[Dataset entries for page text]
•••••
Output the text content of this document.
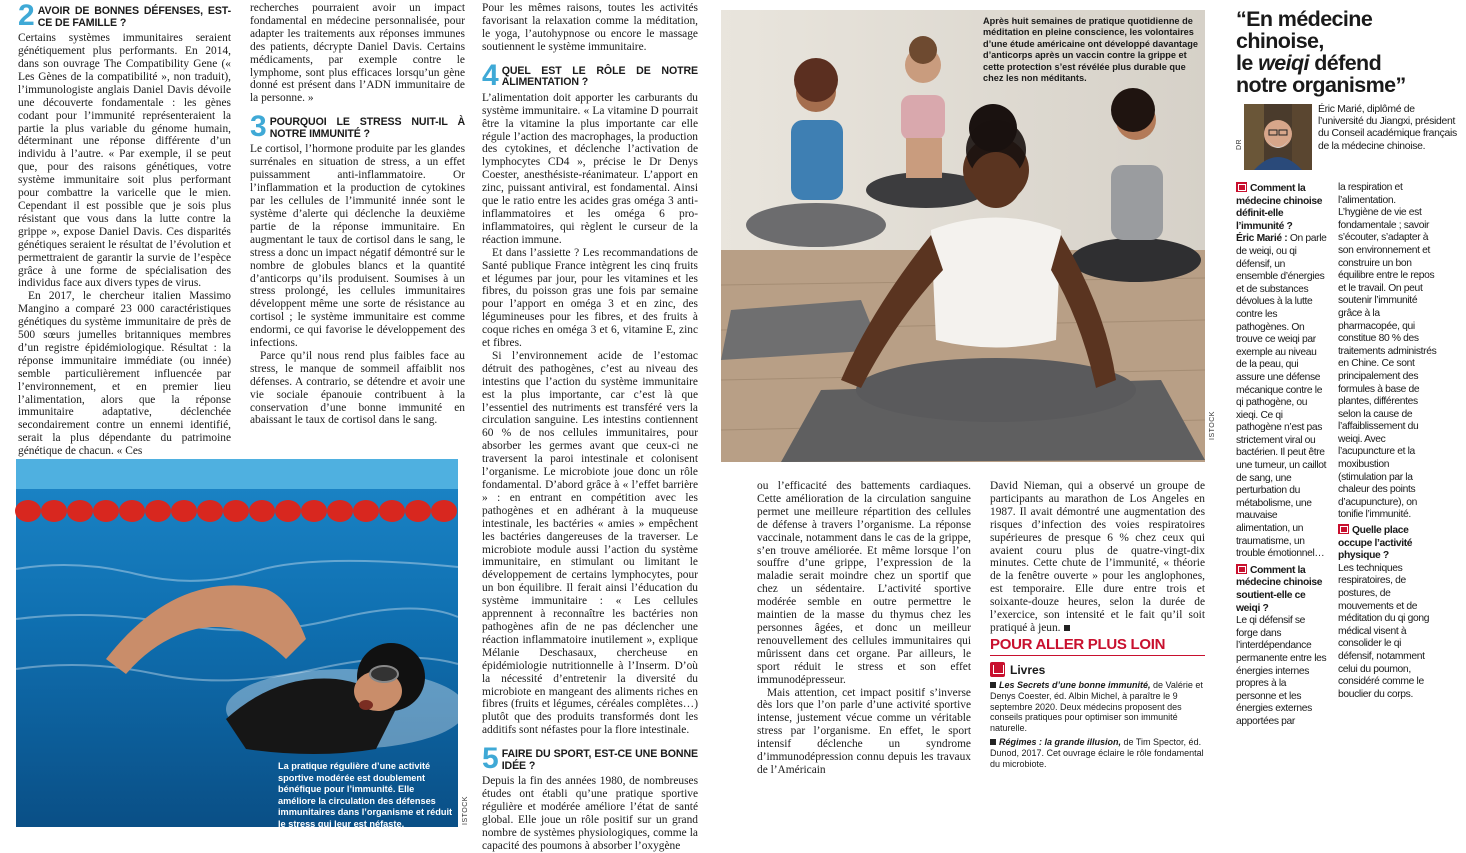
2 AVOIR DE BONNES DÉFENSES, EST-CE DE FAMILLE ?

Certains systèmes immunitaires seraient génétiquement plus performants. En 2014, dans son ouvrage The Compatibility Gene (« Les Gènes de la compatibilité », non traduit), l’immunologiste anglais Daniel Davis dévoile une découverte fondamentale : les gènes codant pour l’immunité représenteraient la partie la plus variable du génome humain, déterminant une réponse différente d’un individu à l’autre. « Par exemple, il se peut que, pour des raisons génétiques, votre système immunitaire soit plus performant pour combattre la varicelle que le mien. Cependant il est possible que je sois plus résistant que vous dans la lutte contre la grippe », expose Daniel Davis. Ces disparités génétiques seraient le résultat de l’évolution et permettraient de garantir la survie de l’espèce grâce à une forme de spécialisation des individus face aux divers types de virus.

En 2017, le chercheur italien Massimo Mangino a comparé 23 000 caractéristiques génétiques du système immunitaire de près de 500 sœurs jumelles britanniques membres d’un registre épidémiologique. Résultat : la réponse immunitaire immédiate (ou innée) semble particulièrement influencée par l’environnement, et en premier lieu l’alimentation, alors que la réponse immunitaire adaptative, déclenchée secondairement contre un ennemi identifié, serait la plus dépendante du patrimoine génétique de chacun. « Ces

recherches pourraient avoir un impact fondamental en médecine personnalisée, pour adapter les traitements aux réponses immunes des patients, décrypte Daniel Davis. Certains médicaments, par exemple contre le lymphome, sont plus efficaces lorsqu’un gène donné est présent dans l’ADN immunitaire de la personne. »

3 POURQUOI LE STRESS NUIT-IL À NOTRE IMMUNITÉ ?

Le cortisol, l’hormone produite par les glandes surrénales en situation de stress, a un effet puissamment anti-inflammatoire. Or l’inflammation et la production de cytokines par les cellules de l’immunité innée sont le système d’alerte qui déclenche la deuxième partie de la réponse immunitaire. En augmentant le taux de cortisol dans le sang, le stress a donc un impact négatif démontré sur le nombre de globules blancs et la quantité d’anticorps qu’ils produisent. Soumises à un stress prolongé, les cellules immunitaires développent même une sorte de résistance au cortisol ; le système immunitaire est comme endormi, ce qui favorise le développement des infections.

Parce qu’il nous rend plus faibles face au stress, le manque de sommeil affaiblit nos défenses. A contrario, se détendre et avoir une vie sociale épanouie contribuent à la conservation d’une bonne immunité en abaissant le taux de cortisol dans le sang.

La pratique régulière d’une activité sportive modérée est doublement bénéfique pour l’immunité. Elle améliore la circulation des défenses immunitaires dans l’organisme et réduit le stress qui leur est néfaste.	ISTOCK

Pour les mêmes raisons, toutes les activités favorisant la relaxation comme la méditation, le yoga, l’autohypnose ou encore le massage soutiennent le système immunitaire.

4 QUEL EST LE RÔLE DE NOTRE ALIMENTATION ?

L’alimentation doit apporter les carburants du système immunitaire. « La vitamine D pourrait être la vitamine la plus importante car elle régule l’action des macrophages, la production des cytokines, et déclenche l’activation de lymphocytes CD4 », précise le Dr Denys Coester, anesthésiste-réanimateur. L’apport en zinc, puissant antiviral, est fondamental. Ainsi que le ratio entre les acides gras oméga 3 anti-inflammatoires et les oméga 6 pro-inflammatoires, qui règlent le curseur de la réaction immune.

Et dans l’assiette ? Les recommandations de Santé publique France intègrent les cinq fruits et légumes par jour, pour les vitamines et les fibres, du poisson gras une fois par semaine pour l’apport en oméga 3 et en zinc, des légumineuses pour les fibres, et des fruits à coque riches en oméga 3 et 6, vitamine E, zinc et fibres.

Si l’environnement acide de l’estomac détruit des pathogènes, c’est au niveau des intestins que l’action du système immunitaire est la plus importante, car c’est là que l’essentiel des nutriments est transféré vers la circulation sanguine. Les intestins contiennent 60 % de nos cellules immunitaires, pour absorber les germes avant que ceux-ci ne traversent la paroi intestinale et colonisent l’organisme. Le microbiote joue donc un rôle fondamental. D’abord grâce à « l’effet barrière » : en entrant en compétition avec les pathogènes et en adhérant à la muqueuse intestinale, les bactéries « amies » empêchent les bactéries dangereuses de la traverser. Le microbiote module aussi l’action du système immunitaire, en stimulant ou limitant le développement de certains lymphocytes, pour un bon équilibre. Il ferait ainsi l’éducation du système immunitaire : « Les cellules apprennent à reconnaître les bactéries non pathogènes afin de ne pas déclencher une réaction inflammatoire inutilement », explique Mélanie Deschasaux, chercheuse en épidémiologie nutritionnelle à l’Inserm. D’où la nécessité d’entretenir la diversité du microbiote en mangeant des aliments riches en fibres (fruits et légumes, céréales complètes…) plutôt que des produits transformés dont les additifs sont néfastes pour la flore intestinale.

5 FAIRE DU SPORT, EST-CE UNE BONNE IDÉE ?

Depuis la fin des années 1980, de nombreuses études ont établi qu’une pratique sportive régulière et modérée améliore l’état de santé global. Elle joue un rôle positif sur un grand nombre de systèmes physiologiques, comme la capacité des poumons à absorber l’oxygène

Après huit semaines de pratique quotidienne de méditation en pleine conscience, les volontaires d’une étude américaine ont développé davantage d’anticorps après un vaccin contre la grippe et cette protection s’est révélée plus durable que chez les non méditants.
ISTOCK

ou l’efficacité des battements cardiaques. Cette amélioration de la circulation sanguine permet une meilleure répartition des cellules de défense à travers l’organisme. La réponse vaccinale, notamment dans le cas de la grippe, s’en trouve améliorée. Et même lorsque l’on souffre d’une grippe, l’expression de la maladie serait moindre chez un sportif que chez un sédentaire. L’activité sportive modérée semble en outre permettre le maintien de la masse du thymus chez les personnes âgées, et donc un meilleur renouvellement des cellules immunitaires qui mûrissent dans cet organe. Par ailleurs, le sport réduit le stress et son effet immunodépresseur.

Mais attention, cet impact positif s’inverse dès lors que l’on parle d’une activité sportive intense, justement vécue comme un véritable stress par l’organisme. En effet, le sport intensif déclenche un syndrome d’immunodépression connu depuis les travaux de l’Américain

David Nieman, qui a observé un groupe de participants au marathon de Los Angeles en 1987. Il avait démontré une augmentation des risques d’infection des voies respiratoires supérieures de presque 6 % chez ceux qui avaient couru plus de quatre-vingt-dix minutes. Cette chute de l’immunité, « théorie de la fenêtre ouverte » pour les anglophones, est temporaire. Elle dure entre trois et soixante-douze heures, selon la durée de l’exercice, son intensité et le fait qu’il soit pratiqué à jeun.

POUR ALLER PLUS LOIN
Livres
Les Secrets d’une bonne immunité, de Valérie et Denys Coester, éd. Albin Michel, à paraître le 9 septembre 2020. Deux médecins proposent des conseils pratiques pour optimiser son immunité naturelle.
Régimes : la grande illusion, de Tim Spector, éd. Dunod, 2017. Cet ouvrage éclaire le rôle fondamental du microbiote.
“En médecine chinoise,
le weiqi défend
notre organisme”
Éric Marié, diplômé de l’université du Jiangxi, président du Conseil académique français de la médecine chinoise.
DR
Comment la médecine chinoise définit-elle l’immunité ?
Éric Marié : On parle de weiqi, ou qi défensif, un ensemble d’énergies et de substances dévolues à la lutte contre les pathogènes. On trouve ce weiqi par exemple au niveau de la peau, qui assure une défense mécanique contre le qi pathogène, ou xieqi. Ce qi pathogène n’est pas strictement viral ou bactérien. Il peut être une tumeur, un caillot de sang, une perturbation du métabolisme, une mauvaise alimentation, un traumatisme, un trouble émotionnel…
Comment la médecine chinoise soutient-elle ce weiqi ?
Le qi défensif se forge dans l’interdépendance permanente entre les énergies internes propres à la personne et les énergies externes apportées par
la respiration et l’alimentation. L’hygiène de vie est fondamentale ; savoir s’écouter, s’adapter à son environnement et construire un bon équilibre entre le repos et le travail. On peut soutenir l’immunité grâce à la pharmacopée, qui constitue 80 % des traitements administrés en Chine. Ce sont principalement des formules à base de plantes, différentes selon la cause de l’affaiblissement du weiqi. Avec l’acupuncture et la moxibustion (stimulation par la chaleur des points d’acupuncture), on tonifie l’immunité.
Quelle place occupe l’activité physique ?
Les techniques respiratoires, de postures, de mouvements et de méditation du qi gong médical visent à consolider le qi défensif, notamment celui du poumon, considéré comme le bouclier du corps.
•••••
EXERCISE INSTRUCTIONS - What lines in the data above carry "ISTOCK"? Return them all.

EXERCISE RESPONSE -
La pratique régulière d’une activité sportive modérée est doublement bénéfique pour l’immunité. Elle améliore la circulation des défenses immunitaires dans l’organisme et réduit le stress qui leur est néfaste.	ISTOCK
ISTOCK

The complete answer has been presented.